§ Given instruction:
All of the entries must be reproduced exactly, with no images carried over.

++++++++

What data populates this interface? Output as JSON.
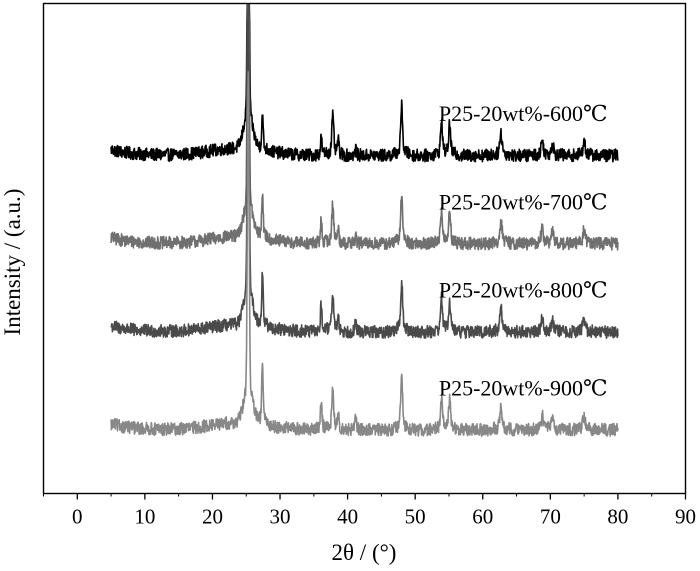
{
  "chart_data": {
    "type": "line",
    "title": "",
    "xlabel": "2θ / (°)",
    "ylabel": "Intensity / (a.u.)",
    "xlim": [
      -5,
      90
    ],
    "ylim": [
      0,
      100
    ],
    "xticks": [
      0,
      10,
      20,
      30,
      40,
      50,
      60,
      70,
      80,
      90
    ],
    "yticks_shown": false,
    "grid": false,
    "legend": "labels placed beside each curve",
    "x_range": [
      5,
      80
    ],
    "peaks": [
      {
        "x": 25.3,
        "h": 64,
        "w": 0.18
      },
      {
        "x": 27.4,
        "h": 7,
        "w": 0.15
      },
      {
        "x": 36.1,
        "h": 3.5,
        "w": 0.15
      },
      {
        "x": 37.8,
        "h": 7,
        "w": 0.2
      },
      {
        "x": 38.6,
        "h": 2.5,
        "w": 0.15
      },
      {
        "x": 41.2,
        "h": 1.2,
        "w": 0.15
      },
      {
        "x": 48.0,
        "h": 9,
        "w": 0.2
      },
      {
        "x": 53.9,
        "h": 6,
        "w": 0.2
      },
      {
        "x": 55.1,
        "h": 5.5,
        "w": 0.2
      },
      {
        "x": 62.7,
        "h": 4,
        "w": 0.25
      },
      {
        "x": 68.8,
        "h": 2.5,
        "w": 0.25
      },
      {
        "x": 70.3,
        "h": 2.0,
        "w": 0.25
      },
      {
        "x": 75.0,
        "h": 2.5,
        "w": 0.25
      }
    ],
    "series": [
      {
        "name": "P25-20wt%-600℃",
        "color": "#000000",
        "offset": 69,
        "rutile_scale": 0.9,
        "noise": 1.3
      },
      {
        "name": "P25-20wt%-700℃",
        "color": "#707070",
        "offset": 51,
        "rutile_scale": 1.2,
        "noise": 1.3
      },
      {
        "name": "P25-20wt%-800℃",
        "color": "#4a4a4a",
        "offset": 33,
        "rutile_scale": 1.4,
        "noise": 1.3
      },
      {
        "name": "P25-20wt%-900℃",
        "color": "#888888",
        "offset": 13,
        "rutile_scale": 1.6,
        "noise": 1.3
      }
    ]
  }
}
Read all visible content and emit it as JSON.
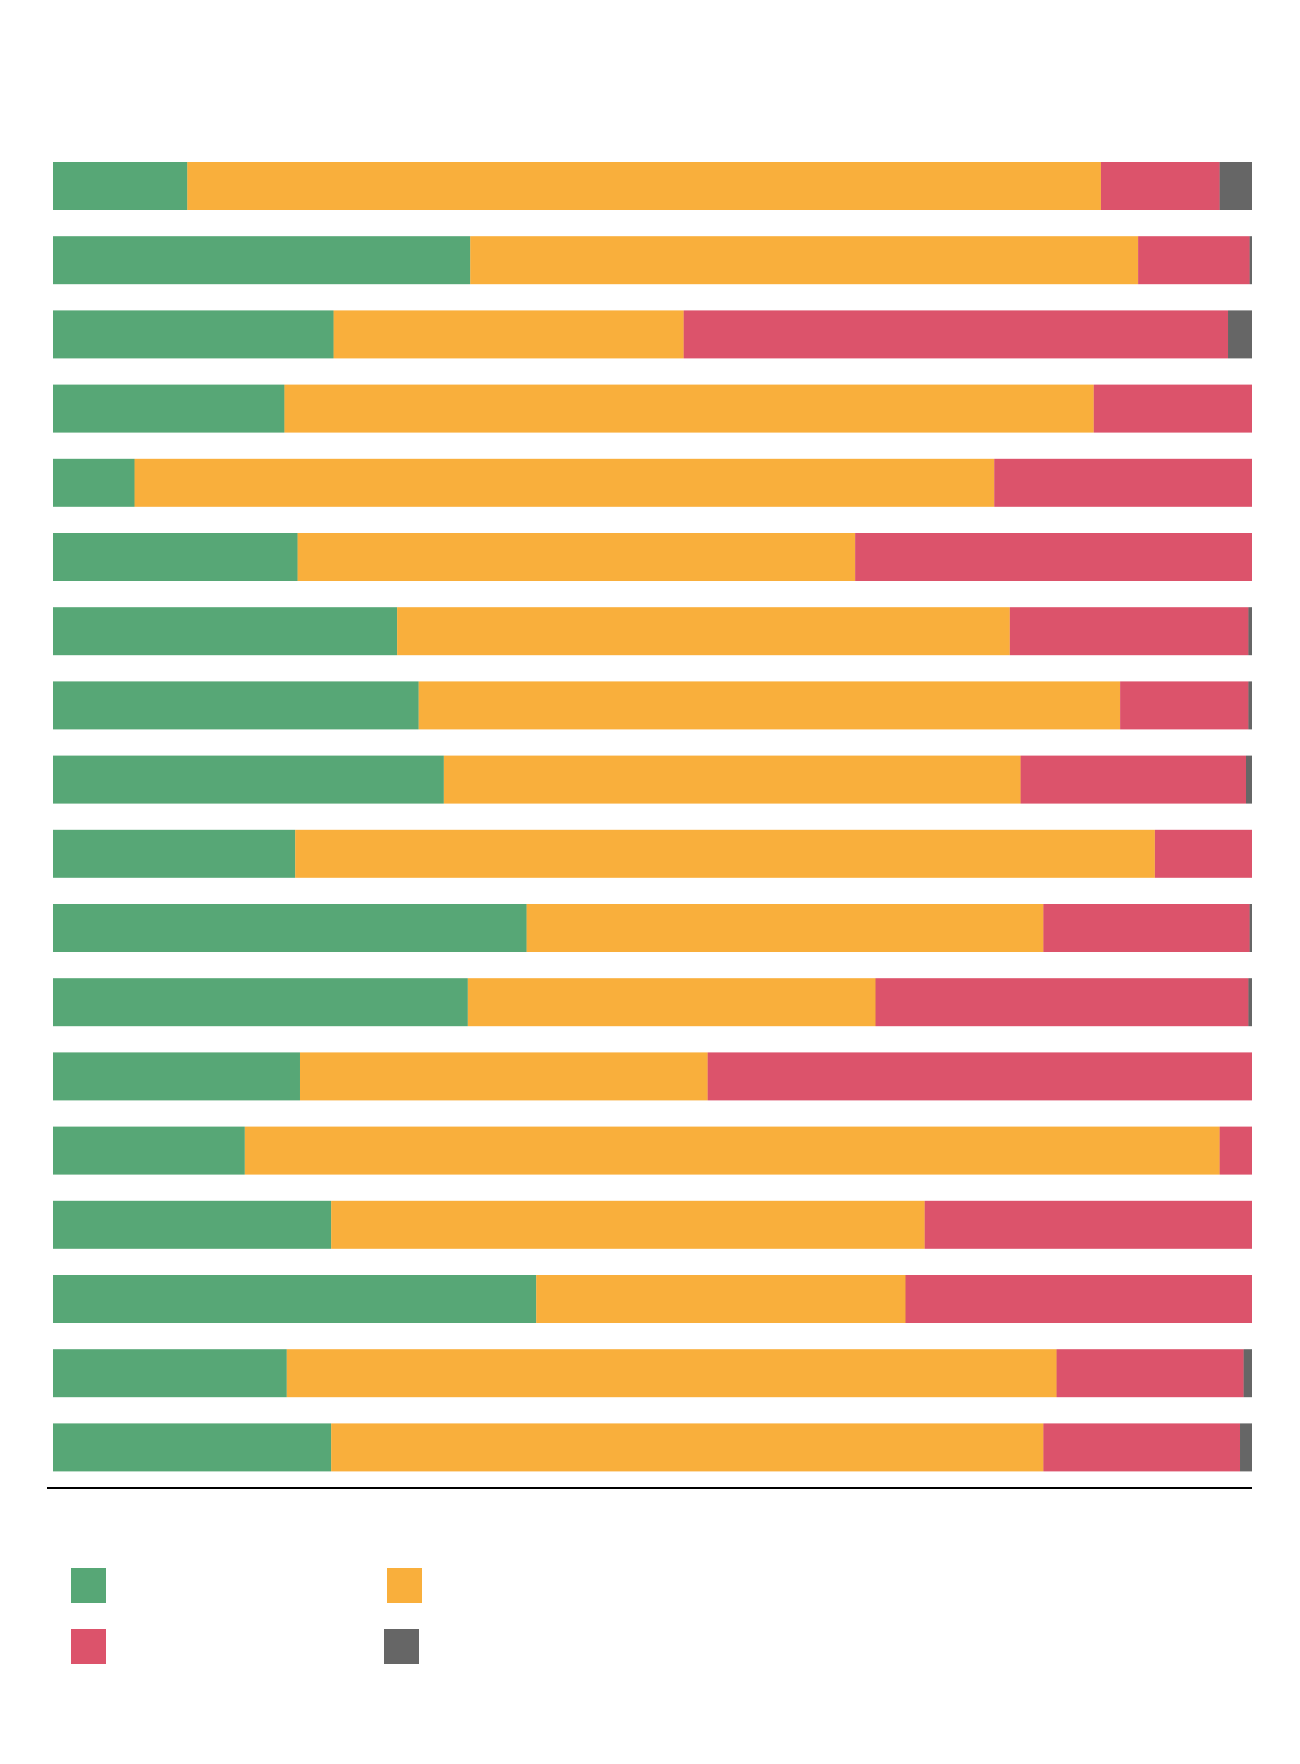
{
  "chart_data": {
    "type": "bar",
    "orientation": "horizontal",
    "stacked": true,
    "normalized": true,
    "title": "",
    "xlabel": "",
    "ylabel": "",
    "xlim": [
      0,
      100
    ],
    "grid": false,
    "legend_position": "bottom-left",
    "categories": [
      "",
      "",
      "",
      "",
      "",
      "",
      "",
      "",
      "",
      "",
      "",
      "",
      "",
      "",
      "",
      "",
      "",
      ""
    ],
    "series": [
      {
        "name": "",
        "color": "#57a776",
        "values": [
          11.2,
          34.8,
          23.4,
          19.3,
          6.8,
          20.4,
          28.7,
          30.5,
          32.6,
          20.2,
          39.5,
          34.6,
          20.6,
          16.0,
          23.2,
          40.3,
          19.5,
          23.2
        ]
      },
      {
        "name": "",
        "color": "#f9af3c",
        "values": [
          76.2,
          55.7,
          29.2,
          67.5,
          71.7,
          46.5,
          51.1,
          58.5,
          48.1,
          71.7,
          43.1,
          34.0,
          34.0,
          81.3,
          49.5,
          30.8,
          64.2,
          59.4
        ]
      },
      {
        "name": "",
        "color": "#dc536b",
        "values": [
          9.9,
          9.3,
          45.4,
          13.2,
          21.5,
          33.1,
          19.9,
          10.7,
          18.8,
          8.1,
          17.2,
          31.1,
          45.4,
          2.7,
          27.3,
          28.9,
          15.6,
          16.4
        ]
      },
      {
        "name": "",
        "color": "#666666",
        "values": [
          2.7,
          0.2,
          2.0,
          0.0,
          0.0,
          0.0,
          0.3,
          0.3,
          0.5,
          0.0,
          0.2,
          0.3,
          0.0,
          0.0,
          0.0,
          0.0,
          0.7,
          1.0
        ]
      }
    ]
  }
}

++++++++

§ Expected answer:
What data populates this interface? Output as JSON.
{
  "chart_data": {
    "type": "line",
    "title": "",
    "xlabel": "2θ / (°)",
    "ylabel": "Intensity / (a.u.)",
    "xlim": [
      -5,
      90
    ],
    "ylim": [
      0,
      100
    ],
    "xticks": [
      0,
      10,
      20,
      30,
      40,
      50,
      60,
      70,
      80,
      90
    ],
    "yticks_shown": false,
    "grid": false,
    "legend": "labels placed beside each curve",
    "x_range": [
      5,
      80
    ],
    "peaks": [
      {
        "x": 25.3,
        "h": 64,
        "w": 0.18
      },
      {
        "x": 27.4,
        "h": 7,
        "w": 0.15
      },
      {
        "x": 36.1,
        "h": 3.5,
        "w": 0.15
      },
      {
        "x": 37.8,
        "h": 7,
        "w": 0.2
      },
      {
        "x": 38.6,
        "h": 2.5,
        "w": 0.15
      },
      {
        "x": 41.2,
        "h": 1.2,
        "w": 0.15
      },
      {
        "x": 48.0,
        "h": 9,
        "w": 0.2
      },
      {
        "x": 53.9,
        "h": 6,
        "w": 0.2
      },
      {
        "x": 55.1,
        "h": 5.5,
        "w": 0.2
      },
      {
        "x": 62.7,
        "h": 4,
        "w": 0.25
      },
      {
        "x": 68.8,
        "h": 2.5,
        "w": 0.25
      },
      {
        "x": 70.3,
        "h": 2.0,
        "w": 0.25
      },
      {
        "x": 75.0,
        "h": 2.5,
        "w": 0.25
      }
    ],
    "series": [
      {
        "name": "P25-20wt%-600℃",
        "color": "#000000",
        "offset": 69,
        "rutile_scale": 0.9,
        "noise": 1.3
      },
      {
        "name": "P25-20wt%-700℃",
        "color": "#707070",
        "offset": 51,
        "rutile_scale": 1.2,
        "noise": 1.3
      },
      {
        "name": "P25-20wt%-800℃",
        "color": "#4a4a4a",
        "offset": 33,
        "rutile_scale": 1.4,
        "noise": 1.3
      },
      {
        "name": "P25-20wt%-900℃",
        "color": "#888888",
        "offset": 13,
        "rutile_scale": 1.6,
        "noise": 1.3
      }
    ]
  }
}
Read all visible content and emit it as JSON.
{
  "chart_data": {
    "type": "bar",
    "orientation": "horizontal",
    "stacked": true,
    "normalized": true,
    "title": "",
    "xlabel": "",
    "ylabel": "",
    "xlim": [
      0,
      100
    ],
    "grid": false,
    "legend_position": "bottom-left",
    "categories": [
      "",
      "",
      "",
      "",
      "",
      "",
      "",
      "",
      "",
      "",
      "",
      "",
      "",
      "",
      "",
      "",
      "",
      ""
    ],
    "series": [
      {
        "name": "",
        "color": "#57a776",
        "values": [
          11.2,
          34.8,
          23.4,
          19.3,
          6.8,
          20.4,
          28.7,
          30.5,
          32.6,
          20.2,
          39.5,
          34.6,
          20.6,
          16.0,
          23.2,
          40.3,
          19.5,
          23.2
        ]
      },
      {
        "name": "",
        "color": "#f9af3c",
        "values": [
          76.2,
          55.7,
          29.2,
          67.5,
          71.7,
          46.5,
          51.1,
          58.5,
          48.1,
          71.7,
          43.1,
          34.0,
          34.0,
          81.3,
          49.5,
          30.8,
          64.2,
          59.4
        ]
      },
      {
        "name": "",
        "color": "#dc536b",
        "values": [
          9.9,
          9.3,
          45.4,
          13.2,
          21.5,
          33.1,
          19.9,
          10.7,
          18.8,
          8.1,
          17.2,
          31.1,
          45.4,
          2.7,
          27.3,
          28.9,
          15.6,
          16.4
        ]
      },
      {
        "name": "",
        "color": "#666666",
        "values": [
          2.7,
          0.2,
          2.0,
          0.0,
          0.0,
          0.0,
          0.3,
          0.3,
          0.5,
          0.0,
          0.2,
          0.3,
          0.0,
          0.0,
          0.0,
          0.0,
          0.7,
          1.0
        ]
      }
    ]
  }
}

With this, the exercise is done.